» What to produce: Set every record down verbatim and omit the pictures.
╭─ Entries provided
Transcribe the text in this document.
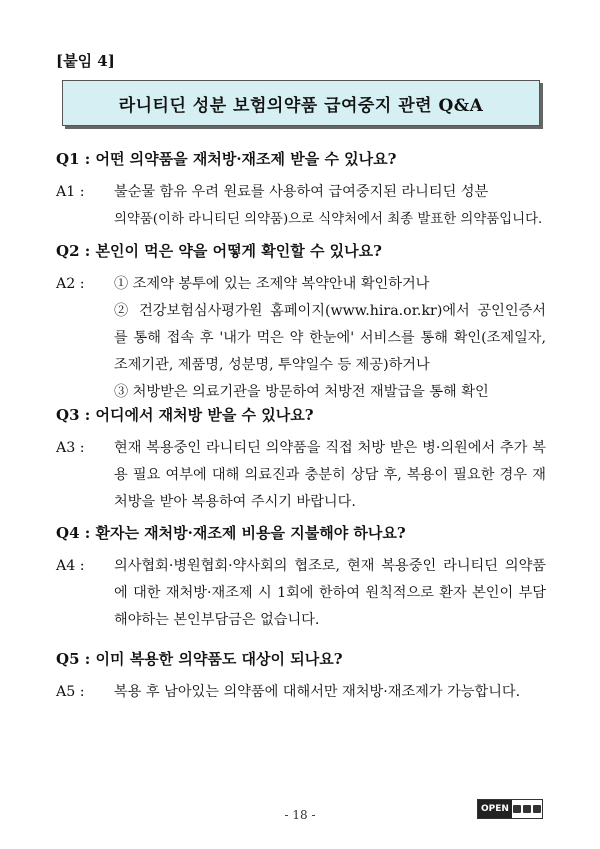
[붙임 4]
라니티딘 성분 보험의약품 급여중지 관련 Q&A
Q1 : 어떤 의약품을 재처방·재조제 받을 수 있나요?
A1 :	불순물 함유 우려 원료를 사용하여 급여중지된 라니티딘 성분
의약품(이하 라니티딘 의약품)으로 식약처에서 최종 발표한 의약품입니다.
Q2 : 본인이 먹은 약을 어떻게 확인할 수 있나요?
A2 :	① 조제약 봉투에 있는 조제약 복약안내 확인하거나
② 건강보험심사평가원 홈페이지(www.hira.or.kr)에서 공인인증서를 통해 접속 후 '내가 먹은 약 한눈에' 서비스를 통해 확인(조제일자, 조제기관, 제품명, 성분명, 투약일수 등 제공)하거나
③ 처방받은 의료기관을 방문하여 처방전 재발급을 통해 확인
Q3 : 어디에서 재처방 받을 수 있나요?
A3 :	현재 복용중인 라니티딘 의약품을 직접 처방 받은 병·의원에서 추가 복용 필요 여부에 대해 의료진과 충분히 상담 후, 복용이 필요한 경우 재처방을 받아 복용하여 주시기 바랍니다.
Q4 : 환자는 재처방·재조제 비용을 지불해야 하나요?
A4 :	의사협회·병원협회·약사회의 협조로, 현재 복용중인 라니티딘 의약품에 대한 재처방·재조제 시 1회에 한하여 원칙적으로 환자 본인이 부담해야하는 본인부담금은 없습니다.
Q5 : 이미 복용한 의약품도 대상이 되나요?
A5 :	복용 후 남아있는 의약품에 대해서만 재처방·재조제가 가능합니다.
- 18 -	OPEN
╰─
» Solved problem:
Transcribe the text in this document.
[붙임 4]
라니티딘 성분 보험의약품 급여중지 관련 Q&A
Q1 : 어떤 의약품을 재처방·재조제 받을 수 있나요?
A1 :	불순물 함유 우려 원료를 사용하여 급여중지된 라니티딘 성분
의약품(이하 라니티딘 의약품)으로 식약처에서 최종 발표한 의약품입니다.
Q2 : 본인이 먹은 약을 어떻게 확인할 수 있나요?
A2 :	① 조제약 봉투에 있는 조제약 복약안내 확인하거나
② 건강보험심사평가원 홈페이지(www.hira.or.kr)에서 공인인증서를 통해 접속 후 '내가 먹은 약 한눈에' 서비스를 통해 확인(조제일자, 조제기관, 제품명, 성분명, 투약일수 등 제공)하거나
③ 처방받은 의료기관을 방문하여 처방전 재발급을 통해 확인
Q3 : 어디에서 재처방 받을 수 있나요?
A3 :	현재 복용중인 라니티딘 의약품을 직접 처방 받은 병·의원에서 추가 복용 필요 여부에 대해 의료진과 충분히 상담 후, 복용이 필요한 경우 재처방을 받아 복용하여 주시기 바랍니다.
Q4 : 환자는 재처방·재조제 비용을 지불해야 하나요?
A4 :	의사협회·병원협회·약사회의 협조로, 현재 복용중인 라니티딘 의약품에 대한 재처방·재조제 시 1회에 한하여 원칙적으로 환자 본인이 부담해야하는 본인부담금은 없습니다.
Q5 : 이미 복용한 의약품도 대상이 되나요?
A5 :	복용 후 남아있는 의약품에 대해서만 재처방·재조제가 가능합니다.
- 18 -	OPEN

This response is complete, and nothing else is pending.